— START OF PAGE TEXT —

Well, I returned from the Console-ing Passions Conference at Notre Dame without any hardship, and I had a wonderful time exploring topics that are very much foreign territory for me. I think we, as academics, can learn a ton by attending and participating in events that are outside of our field, even if slightly. Here are my takeaways.

  • There was a lot of good discussion about issues of representation in everything from television to film to video games. Even my own paper focused on indigenous representation as frame of analysis. But during the forum “Back to Black: Race, Gender, and Sexuality in Contemporary Media Industries,” Kristen J. Warner (University of Alabama, @kristenwarner) was reflecting on representations of blackness on TV and asked a question of the audience that has stuck with me: “Does representation even matter?” Do we cede ground in the fight when we accept a plastic or superficial representation just for the sake of diversity, rather than fighting for a nuanced, complex, and dynamic representation of race and gender. When so many arguments revolve around seeing diversity on TV in a visual manner, what happens when these fictional characters lose the texture of their culture, and the only thing authentic about them is literally surface? And is this really okay with us? Throughout the panels, this was a question that kept sneaking its way in to conversations, and one that I’m grappling with presently…
  • Another issue that was raised by presenters like Ron Krabill (University of Washington, Bothell) was regarding participatory media and a notion of radical reciprocity. He investigated the rhetoric of “global citizenship” ever present in college and university mission statements, and how this notion of becoming a global citizen is paired with creating global subjects. We strive to educate and “culture” students, and sending them abroad is a major component to this puzzle, but I do often find that students come back and talk about their own experiences and what they saw, rather than the communities they engaged with and people they met. I wonder why we do not discuss reciprocity in the discipline of art history or visual culture? How can we encourage this deeper kind of collaboration between students of different cultures so it is not just about a singular “experience”? After all, visual culture travels, and there is a lot of untapped potential in comparing different cultural approaches to its creation and analysis.

— END OF PAGE TEXT —
— START OF DATA LISTING —

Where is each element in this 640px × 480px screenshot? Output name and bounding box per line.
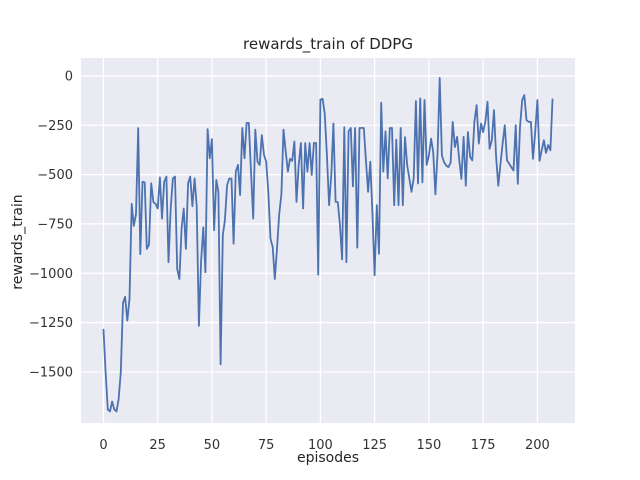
x-tick-label: 150 <box>416 438 441 453</box>
y-tick-label: 0 <box>65 69 73 84</box>
x-tick-label: 0 <box>99 438 107 453</box>
y-tick-label: −1500 <box>29 365 73 380</box>
y-tick-labels: 0 −250 −500 −750 −1000 −1250 −1500 <box>29 69 73 380</box>
chart-title: rewards_train of DDPG <box>243 35 413 54</box>
y-axis-label: rewards_train <box>10 194 26 289</box>
x-tick-label: 175 <box>471 438 496 453</box>
series-group <box>102 77 554 413</box>
y-tick-label: −1000 <box>29 267 73 282</box>
plot-area <box>81 58 575 423</box>
x-tick-labels: 0 25 50 75 100 125 150 175 200 <box>99 438 549 453</box>
x-tick-label: 25 <box>149 438 166 453</box>
x-axis-label: episodes <box>297 450 359 466</box>
y-tick-label: −500 <box>37 168 73 183</box>
data-line <box>102 77 554 413</box>
x-tick-label: 75 <box>258 438 275 453</box>
x-tick-label: 100 <box>308 438 333 453</box>
y-tick-label: −750 <box>37 217 73 232</box>
x-tick-label: 125 <box>362 438 387 453</box>
y-tick-label: −1250 <box>29 316 73 331</box>
gridlines <box>81 58 575 423</box>
x-tick-label: 50 <box>204 438 221 453</box>
x-tick-label: 200 <box>525 438 550 453</box>
y-tick-label: −250 <box>37 119 73 134</box>
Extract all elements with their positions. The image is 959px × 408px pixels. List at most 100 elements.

— END OF DATA LISTING —

** PROBLEMS TO SOLVE **
A - Give the passage of the conference recap between "Well, I returned" and "are my takeaways.", inclusive, switching "foreign territory" to "unfamiliar ground".
B - Pick up the conference recap after its last sentence and carry it further.

** ANSWER LIST **
A -
Well, I returned from the Console-ing Passions Conference at Notre Dame without any hardship, and I had a wonderful time exploring topics that are very much unfamiliar ground for me. I think we, as academics, can learn a ton by attending and participating in events that are outside of our field, even if slightly. Here are my takeaways.

B -
  • But the last thing that struck me was how much work needs to be done in other cultural contexts. The conference was great in so many ways, but many of the panels (and media studies/TV studies itself) seemed to be very focused on the United States. As the keynote, Aniko Imre (University of Southern California) explained, we often forget that media like television permeated a variety of cultures, including those east of the wall. She discussed soap operas in Eastern Europe (work that comes out of her new book, TV Socialism), and what fascinated me was how certain genres such as the soap opera take on entirely new dimensions when examined in a Czech, Polish, or Hungarian context. In effect, it destabilizes certain reified definitions of genre. Even in my own classroom on Japanese visual culture, my students watch portions of Japanese TV (commercials and all), and they are occasionally surprised at how the experience of watching television can be so radically different from their own. This kind of analysis raises crucial questions regarding how the medium itself communicates across space, and in the case of Imre’s work, challenges our perceptions of how TV under socialism operates.

The conference was enlightening for me, and I’m looking forward to engaging more explicitly with scholarship in this vein when I teach visual culture. I’ll be curious to see how different this will be from work that explicitly focuses on Japan at this year’s Mechademia at the Minneapolis College of Art and Design.

 

Ainu and Video Games: Presentation at Console-ing Passions

This paper is a bit of a “break” from my recent research on visual and material culture in the late Meiji period. I will be chairing a panel at Console-ing Passions (International Conference on Television, Video, Audio, New Media and Feminism) on Japanese visual culture, with papers presented by Colleen Laird from Bates College (“Screened and Not Heard: The Transnational Treasure Text of Kikuchi Rinko”), and Sho Ogawa of the University of Kansas (“Internalizing Hybridity: Japan’s Gay Boom and Reconfiguring National Identity”). Our diverse panel will explore the convergence between media and gender studies in and out Japan.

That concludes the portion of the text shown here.